**Exercise**
Look through the records below and collect all lines that hold the string "sought".
** BEGIN **
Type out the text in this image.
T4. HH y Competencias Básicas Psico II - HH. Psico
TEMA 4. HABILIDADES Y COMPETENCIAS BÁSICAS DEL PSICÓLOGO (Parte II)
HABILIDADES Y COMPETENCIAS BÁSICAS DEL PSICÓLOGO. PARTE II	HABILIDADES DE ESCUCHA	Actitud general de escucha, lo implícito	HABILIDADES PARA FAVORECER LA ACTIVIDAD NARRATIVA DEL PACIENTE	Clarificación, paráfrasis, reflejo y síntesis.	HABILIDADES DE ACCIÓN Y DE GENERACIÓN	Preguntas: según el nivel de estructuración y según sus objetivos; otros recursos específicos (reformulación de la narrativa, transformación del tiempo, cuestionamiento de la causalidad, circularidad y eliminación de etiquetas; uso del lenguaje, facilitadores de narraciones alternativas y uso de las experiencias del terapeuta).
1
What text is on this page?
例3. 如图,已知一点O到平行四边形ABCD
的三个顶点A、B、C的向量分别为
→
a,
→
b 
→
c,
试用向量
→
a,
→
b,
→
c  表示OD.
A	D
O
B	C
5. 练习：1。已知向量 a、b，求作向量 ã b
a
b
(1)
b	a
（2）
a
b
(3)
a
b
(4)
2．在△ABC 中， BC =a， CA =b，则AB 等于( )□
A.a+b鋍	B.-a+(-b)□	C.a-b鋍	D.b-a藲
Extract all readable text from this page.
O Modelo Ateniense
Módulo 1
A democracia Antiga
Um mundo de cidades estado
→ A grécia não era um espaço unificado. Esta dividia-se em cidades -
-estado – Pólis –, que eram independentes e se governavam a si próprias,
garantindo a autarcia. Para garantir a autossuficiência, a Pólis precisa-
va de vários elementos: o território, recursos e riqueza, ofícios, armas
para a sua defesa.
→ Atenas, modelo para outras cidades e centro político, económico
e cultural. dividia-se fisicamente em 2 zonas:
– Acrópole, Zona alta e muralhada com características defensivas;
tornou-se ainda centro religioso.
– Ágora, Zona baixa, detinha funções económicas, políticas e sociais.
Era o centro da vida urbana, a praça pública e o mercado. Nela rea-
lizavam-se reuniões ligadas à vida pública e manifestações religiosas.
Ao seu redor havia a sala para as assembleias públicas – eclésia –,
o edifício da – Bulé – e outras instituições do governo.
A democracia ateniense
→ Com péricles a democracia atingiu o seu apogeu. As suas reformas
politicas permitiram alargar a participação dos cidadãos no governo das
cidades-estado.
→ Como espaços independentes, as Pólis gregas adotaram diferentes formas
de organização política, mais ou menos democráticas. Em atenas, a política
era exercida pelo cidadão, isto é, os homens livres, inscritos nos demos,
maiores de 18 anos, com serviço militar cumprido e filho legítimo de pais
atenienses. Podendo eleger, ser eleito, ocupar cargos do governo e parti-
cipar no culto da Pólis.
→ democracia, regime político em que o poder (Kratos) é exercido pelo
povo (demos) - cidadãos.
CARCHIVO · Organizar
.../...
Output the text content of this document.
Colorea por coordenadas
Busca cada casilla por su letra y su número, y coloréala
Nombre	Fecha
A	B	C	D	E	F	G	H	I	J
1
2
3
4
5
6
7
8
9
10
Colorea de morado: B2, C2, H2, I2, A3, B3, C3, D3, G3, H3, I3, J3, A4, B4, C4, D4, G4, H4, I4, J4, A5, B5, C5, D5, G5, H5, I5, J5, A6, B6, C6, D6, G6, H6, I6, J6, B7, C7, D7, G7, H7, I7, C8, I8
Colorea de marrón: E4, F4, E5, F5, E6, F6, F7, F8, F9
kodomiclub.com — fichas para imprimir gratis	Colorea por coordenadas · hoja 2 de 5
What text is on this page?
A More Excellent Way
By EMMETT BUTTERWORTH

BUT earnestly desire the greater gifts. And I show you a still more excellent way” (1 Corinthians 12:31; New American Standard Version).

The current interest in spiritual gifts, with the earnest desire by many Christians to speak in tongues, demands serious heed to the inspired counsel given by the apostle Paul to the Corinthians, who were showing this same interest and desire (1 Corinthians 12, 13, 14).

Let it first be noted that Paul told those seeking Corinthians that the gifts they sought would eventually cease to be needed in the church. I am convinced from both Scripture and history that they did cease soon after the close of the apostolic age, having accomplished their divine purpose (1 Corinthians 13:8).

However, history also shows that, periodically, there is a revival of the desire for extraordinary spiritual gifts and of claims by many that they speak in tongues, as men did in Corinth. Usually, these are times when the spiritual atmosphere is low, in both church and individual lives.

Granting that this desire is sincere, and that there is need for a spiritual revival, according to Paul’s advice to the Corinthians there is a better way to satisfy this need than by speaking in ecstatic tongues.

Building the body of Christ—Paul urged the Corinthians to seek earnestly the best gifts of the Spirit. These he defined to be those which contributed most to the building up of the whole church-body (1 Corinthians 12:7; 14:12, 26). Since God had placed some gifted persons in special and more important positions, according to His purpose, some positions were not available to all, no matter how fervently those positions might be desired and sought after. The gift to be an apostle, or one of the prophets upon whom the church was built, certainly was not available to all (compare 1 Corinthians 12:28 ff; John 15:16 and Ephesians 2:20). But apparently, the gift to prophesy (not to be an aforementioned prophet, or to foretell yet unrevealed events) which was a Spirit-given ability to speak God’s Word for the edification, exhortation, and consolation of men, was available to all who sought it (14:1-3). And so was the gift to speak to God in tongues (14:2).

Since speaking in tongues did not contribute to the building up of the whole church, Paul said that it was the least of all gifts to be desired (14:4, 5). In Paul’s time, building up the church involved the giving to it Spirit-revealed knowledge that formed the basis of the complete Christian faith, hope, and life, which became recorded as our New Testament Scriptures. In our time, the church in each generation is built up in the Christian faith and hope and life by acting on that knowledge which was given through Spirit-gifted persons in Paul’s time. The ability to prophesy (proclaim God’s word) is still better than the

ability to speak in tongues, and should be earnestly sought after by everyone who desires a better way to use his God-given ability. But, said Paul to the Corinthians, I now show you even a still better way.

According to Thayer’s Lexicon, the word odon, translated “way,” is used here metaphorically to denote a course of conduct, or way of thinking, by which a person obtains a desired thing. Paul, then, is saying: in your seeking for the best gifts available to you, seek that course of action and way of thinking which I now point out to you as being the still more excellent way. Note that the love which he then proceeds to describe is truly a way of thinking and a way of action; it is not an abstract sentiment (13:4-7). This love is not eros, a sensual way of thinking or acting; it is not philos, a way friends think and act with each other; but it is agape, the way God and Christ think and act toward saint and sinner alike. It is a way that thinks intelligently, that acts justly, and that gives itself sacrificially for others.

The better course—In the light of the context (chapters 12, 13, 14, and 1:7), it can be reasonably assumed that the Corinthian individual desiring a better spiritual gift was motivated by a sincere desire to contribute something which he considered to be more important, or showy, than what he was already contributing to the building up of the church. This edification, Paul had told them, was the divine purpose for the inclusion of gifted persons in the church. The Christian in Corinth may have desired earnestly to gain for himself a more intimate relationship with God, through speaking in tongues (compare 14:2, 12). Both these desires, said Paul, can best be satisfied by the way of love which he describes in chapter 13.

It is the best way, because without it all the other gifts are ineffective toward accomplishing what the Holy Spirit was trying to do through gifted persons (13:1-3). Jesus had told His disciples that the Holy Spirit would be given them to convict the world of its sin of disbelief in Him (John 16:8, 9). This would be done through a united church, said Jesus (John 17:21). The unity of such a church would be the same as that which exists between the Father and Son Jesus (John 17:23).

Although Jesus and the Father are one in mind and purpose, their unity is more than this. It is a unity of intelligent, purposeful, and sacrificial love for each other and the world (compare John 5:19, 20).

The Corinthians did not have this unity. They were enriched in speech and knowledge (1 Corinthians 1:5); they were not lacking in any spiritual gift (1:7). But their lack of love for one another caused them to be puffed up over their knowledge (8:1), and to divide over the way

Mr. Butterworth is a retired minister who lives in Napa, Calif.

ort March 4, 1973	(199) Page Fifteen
** END **
**Answer below**
Let it first be noted that Paul told those seeking Corinthians that the gifts they sought would eventually cease to be needed in the church. I am convinced from both Scripture and history that they did cease soon after the close of the apostolic age, having accomplished their divine purpose (1 Corinthians 13:8).
Building the body of Christ—Paul urged the Corinthians to seek earnestly the best gifts of the Spirit. These he defined to be those which contributed most to the building up of the whole church-body (1 Corinthians 12:7; 14:12, 26). Since God had placed some gifted persons in special and more important positions, according to His purpose, some positions were not available to all, no matter how fervently those positions might be desired and sought after. The gift to be an apostle, or one of the prophets upon whom the church was built, certainly was not available to all (compare 1 Corinthians 12:28 ff; John 15:16 and Ephesians 2:20). But apparently, the gift to prophesy (not to be an aforementioned prophet, or to foretell yet unrevealed events) which was a Spirit-given ability to speak God’s Word for the edification, exhortation, and consolation of men, was available to all who sought it (14:1-3). And so was the gift to speak to God in tongues (14:2).
ability to speak in tongues, and should be earnestly sought after by everyone who desires a better way to use his God-given ability. But, said Paul to the Corinthians, I now show you even a still better way.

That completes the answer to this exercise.